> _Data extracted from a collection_
◇ ◇ ◇ ◇ ◇ ◇ ◇

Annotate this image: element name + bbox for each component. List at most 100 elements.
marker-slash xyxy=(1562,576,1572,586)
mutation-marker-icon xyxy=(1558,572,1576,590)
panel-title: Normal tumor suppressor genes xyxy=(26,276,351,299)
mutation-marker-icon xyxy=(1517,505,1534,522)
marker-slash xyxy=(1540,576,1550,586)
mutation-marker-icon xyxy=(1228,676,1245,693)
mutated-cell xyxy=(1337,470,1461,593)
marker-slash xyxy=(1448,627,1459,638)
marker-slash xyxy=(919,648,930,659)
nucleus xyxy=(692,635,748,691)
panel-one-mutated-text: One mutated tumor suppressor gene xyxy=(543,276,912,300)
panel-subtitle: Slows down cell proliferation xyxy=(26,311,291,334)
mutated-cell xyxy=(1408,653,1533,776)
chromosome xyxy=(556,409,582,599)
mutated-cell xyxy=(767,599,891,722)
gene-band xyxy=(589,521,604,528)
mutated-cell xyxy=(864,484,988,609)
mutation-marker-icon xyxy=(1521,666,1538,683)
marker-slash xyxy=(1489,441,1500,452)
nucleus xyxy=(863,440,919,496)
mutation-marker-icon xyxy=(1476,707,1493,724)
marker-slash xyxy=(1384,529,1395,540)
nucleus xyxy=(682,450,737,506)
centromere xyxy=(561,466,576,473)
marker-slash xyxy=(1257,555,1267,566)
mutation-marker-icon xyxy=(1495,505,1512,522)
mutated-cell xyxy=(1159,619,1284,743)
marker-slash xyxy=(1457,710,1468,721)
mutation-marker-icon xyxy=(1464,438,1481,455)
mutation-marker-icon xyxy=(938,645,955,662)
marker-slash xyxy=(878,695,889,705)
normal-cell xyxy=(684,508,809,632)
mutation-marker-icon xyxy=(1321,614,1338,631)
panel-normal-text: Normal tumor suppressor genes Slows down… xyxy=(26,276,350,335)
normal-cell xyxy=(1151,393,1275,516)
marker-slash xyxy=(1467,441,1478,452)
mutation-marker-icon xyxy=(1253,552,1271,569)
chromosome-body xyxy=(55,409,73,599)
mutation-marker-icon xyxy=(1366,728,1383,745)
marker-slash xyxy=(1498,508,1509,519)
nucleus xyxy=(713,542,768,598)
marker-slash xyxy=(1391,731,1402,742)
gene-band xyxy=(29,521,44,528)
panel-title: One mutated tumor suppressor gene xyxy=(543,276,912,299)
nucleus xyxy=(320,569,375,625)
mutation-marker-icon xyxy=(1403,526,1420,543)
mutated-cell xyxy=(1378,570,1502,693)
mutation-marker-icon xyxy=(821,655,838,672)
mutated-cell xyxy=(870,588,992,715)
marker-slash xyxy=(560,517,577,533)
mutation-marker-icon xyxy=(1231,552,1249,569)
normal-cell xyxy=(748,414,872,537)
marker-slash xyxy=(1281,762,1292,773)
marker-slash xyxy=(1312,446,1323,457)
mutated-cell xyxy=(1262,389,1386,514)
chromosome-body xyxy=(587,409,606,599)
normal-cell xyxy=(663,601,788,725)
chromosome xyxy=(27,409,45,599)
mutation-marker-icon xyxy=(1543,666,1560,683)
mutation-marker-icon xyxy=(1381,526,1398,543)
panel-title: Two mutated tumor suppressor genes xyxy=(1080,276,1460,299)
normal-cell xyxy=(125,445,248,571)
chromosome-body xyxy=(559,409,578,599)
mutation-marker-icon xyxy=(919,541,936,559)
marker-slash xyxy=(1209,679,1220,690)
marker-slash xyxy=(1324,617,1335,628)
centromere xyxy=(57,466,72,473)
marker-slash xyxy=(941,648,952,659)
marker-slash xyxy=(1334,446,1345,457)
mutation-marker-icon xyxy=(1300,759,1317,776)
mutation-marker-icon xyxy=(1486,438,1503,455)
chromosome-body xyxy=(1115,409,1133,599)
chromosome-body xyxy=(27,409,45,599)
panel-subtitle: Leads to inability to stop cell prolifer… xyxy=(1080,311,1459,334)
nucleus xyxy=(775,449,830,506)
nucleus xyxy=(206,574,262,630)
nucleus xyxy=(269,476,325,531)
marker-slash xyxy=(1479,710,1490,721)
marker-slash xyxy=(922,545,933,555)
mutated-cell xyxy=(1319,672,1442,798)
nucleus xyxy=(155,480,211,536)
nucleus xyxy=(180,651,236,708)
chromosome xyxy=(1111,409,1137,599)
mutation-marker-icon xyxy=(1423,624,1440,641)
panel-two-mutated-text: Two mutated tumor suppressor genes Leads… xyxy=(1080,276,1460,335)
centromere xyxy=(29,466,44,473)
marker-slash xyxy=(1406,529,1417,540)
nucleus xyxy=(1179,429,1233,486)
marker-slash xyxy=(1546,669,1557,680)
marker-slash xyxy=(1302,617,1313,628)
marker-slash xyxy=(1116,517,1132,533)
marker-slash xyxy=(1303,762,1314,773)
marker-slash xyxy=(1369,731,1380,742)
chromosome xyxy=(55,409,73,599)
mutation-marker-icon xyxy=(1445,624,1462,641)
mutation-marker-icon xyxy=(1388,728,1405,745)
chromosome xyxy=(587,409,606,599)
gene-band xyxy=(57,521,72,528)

◇ ◇ ◇ ◇ ◇ ◇ ◇

> _WHAT YOU WILL DO_
Transcribe every line of the records, keeping each one exact.

> _RESULT FOR THIS EXERCISE_
Annotate this image: element name + bbox for each component. List at most 100 elements.
marker-slash xyxy=(1562,576,1572,586)
mutation-marker-icon xyxy=(1558,572,1576,590)
panel-title: Normal tumor suppressor genes xyxy=(26,276,351,299)
mutation-marker-icon xyxy=(1517,505,1534,522)
marker-slash xyxy=(1540,576,1550,586)
mutation-marker-icon xyxy=(1228,676,1245,693)
mutated-cell xyxy=(1337,470,1461,593)
marker-slash xyxy=(1448,627,1459,638)
marker-slash xyxy=(919,648,930,659)
nucleus xyxy=(692,635,748,691)
panel-one-mutated-text: One mutated tumor suppressor gene xyxy=(543,276,912,300)
panel-subtitle: Slows down cell proliferation xyxy=(26,311,291,334)
mutated-cell xyxy=(1408,653,1533,776)
chromosome xyxy=(556,409,582,599)
mutated-cell xyxy=(767,599,891,722)
gene-band xyxy=(589,521,604,528)
mutated-cell xyxy=(864,484,988,609)
mutation-marker-icon xyxy=(1521,666,1538,683)
marker-slash xyxy=(1489,441,1500,452)
nucleus xyxy=(863,440,919,496)
mutation-marker-icon xyxy=(1476,707,1493,724)
marker-slash xyxy=(1384,529,1395,540)
nucleus xyxy=(682,450,737,506)
centromere xyxy=(561,466,576,473)
marker-slash xyxy=(1257,555,1267,566)
mutation-marker-icon xyxy=(1495,505,1512,522)
mutated-cell xyxy=(1159,619,1284,743)
marker-slash xyxy=(1457,710,1468,721)
mutation-marker-icon xyxy=(1464,438,1481,455)
mutation-marker-icon xyxy=(938,645,955,662)
marker-slash xyxy=(878,695,889,705)
normal-cell xyxy=(684,508,809,632)
mutation-marker-icon xyxy=(1321,614,1338,631)
panel-normal-text: Normal tumor suppressor genes Slows down… xyxy=(26,276,350,335)
normal-cell xyxy=(1151,393,1275,516)
marker-slash xyxy=(1467,441,1478,452)
mutation-marker-icon xyxy=(1253,552,1271,569)
chromosome-body xyxy=(55,409,73,599)
mutation-marker-icon xyxy=(1366,728,1383,745)
marker-slash xyxy=(1498,508,1509,519)
nucleus xyxy=(713,542,768,598)
marker-slash xyxy=(1391,731,1402,742)
gene-band xyxy=(29,521,44,528)
panel-title: One mutated tumor suppressor gene xyxy=(543,276,912,299)
nucleus xyxy=(320,569,375,625)
mutation-marker-icon xyxy=(1403,526,1420,543)
mutated-cell xyxy=(1378,570,1502,693)
mutation-marker-icon xyxy=(821,655,838,672)
mutated-cell xyxy=(870,588,992,715)
marker-slash xyxy=(560,517,577,533)
mutation-marker-icon xyxy=(1231,552,1249,569)
normal-cell xyxy=(748,414,872,537)
marker-slash xyxy=(1281,762,1292,773)
marker-slash xyxy=(1312,446,1323,457)
mutated-cell xyxy=(1262,389,1386,514)
chromosome-body xyxy=(587,409,606,599)
normal-cell xyxy=(663,601,788,725)
chromosome xyxy=(27,409,45,599)
mutation-marker-icon xyxy=(1543,666,1560,683)
mutation-marker-icon xyxy=(1381,526,1398,543)
panel-title: Two mutated tumor suppressor genes xyxy=(1080,276,1460,299)
normal-cell xyxy=(125,445,248,571)
chromosome-body xyxy=(559,409,578,599)
mutation-marker-icon xyxy=(919,541,936,559)
marker-slash xyxy=(1209,679,1220,690)
marker-slash xyxy=(1324,617,1335,628)
centromere xyxy=(57,466,72,473)
marker-slash xyxy=(941,648,952,659)
marker-slash xyxy=(1334,446,1345,457)
mutation-marker-icon xyxy=(1300,759,1317,776)
mutation-marker-icon xyxy=(1486,438,1503,455)
chromosome-body xyxy=(1115,409,1133,599)
chromosome-body xyxy=(27,409,45,599)
panel-subtitle: Leads to inability to stop cell prolifer… xyxy=(1080,311,1459,334)
nucleus xyxy=(775,449,830,506)
nucleus xyxy=(206,574,262,630)
nucleus xyxy=(269,476,325,531)
marker-slash xyxy=(1479,710,1490,721)
marker-slash xyxy=(922,545,933,555)
mutated-cell xyxy=(1319,672,1442,798)
nucleus xyxy=(155,480,211,536)
nucleus xyxy=(180,651,236,708)
chromosome xyxy=(1111,409,1137,599)
mutation-marker-icon xyxy=(1423,624,1440,641)
panel-two-mutated-text: Two mutated tumor suppressor genes Leads… xyxy=(1080,276,1460,335)
centromere xyxy=(29,466,44,473)
marker-slash xyxy=(1406,529,1417,540)
nucleus xyxy=(1179,429,1233,486)
marker-slash xyxy=(1546,669,1557,680)
marker-slash xyxy=(1302,617,1313,628)
marker-slash xyxy=(1116,517,1132,533)
marker-slash xyxy=(1303,762,1314,773)
marker-slash xyxy=(1369,731,1380,742)
chromosome xyxy=(55,409,73,599)
mutation-marker-icon xyxy=(1445,624,1462,641)
mutation-marker-icon xyxy=(1388,728,1405,745)
chromosome xyxy=(587,409,606,599)
gene-band xyxy=(57,521,72,528)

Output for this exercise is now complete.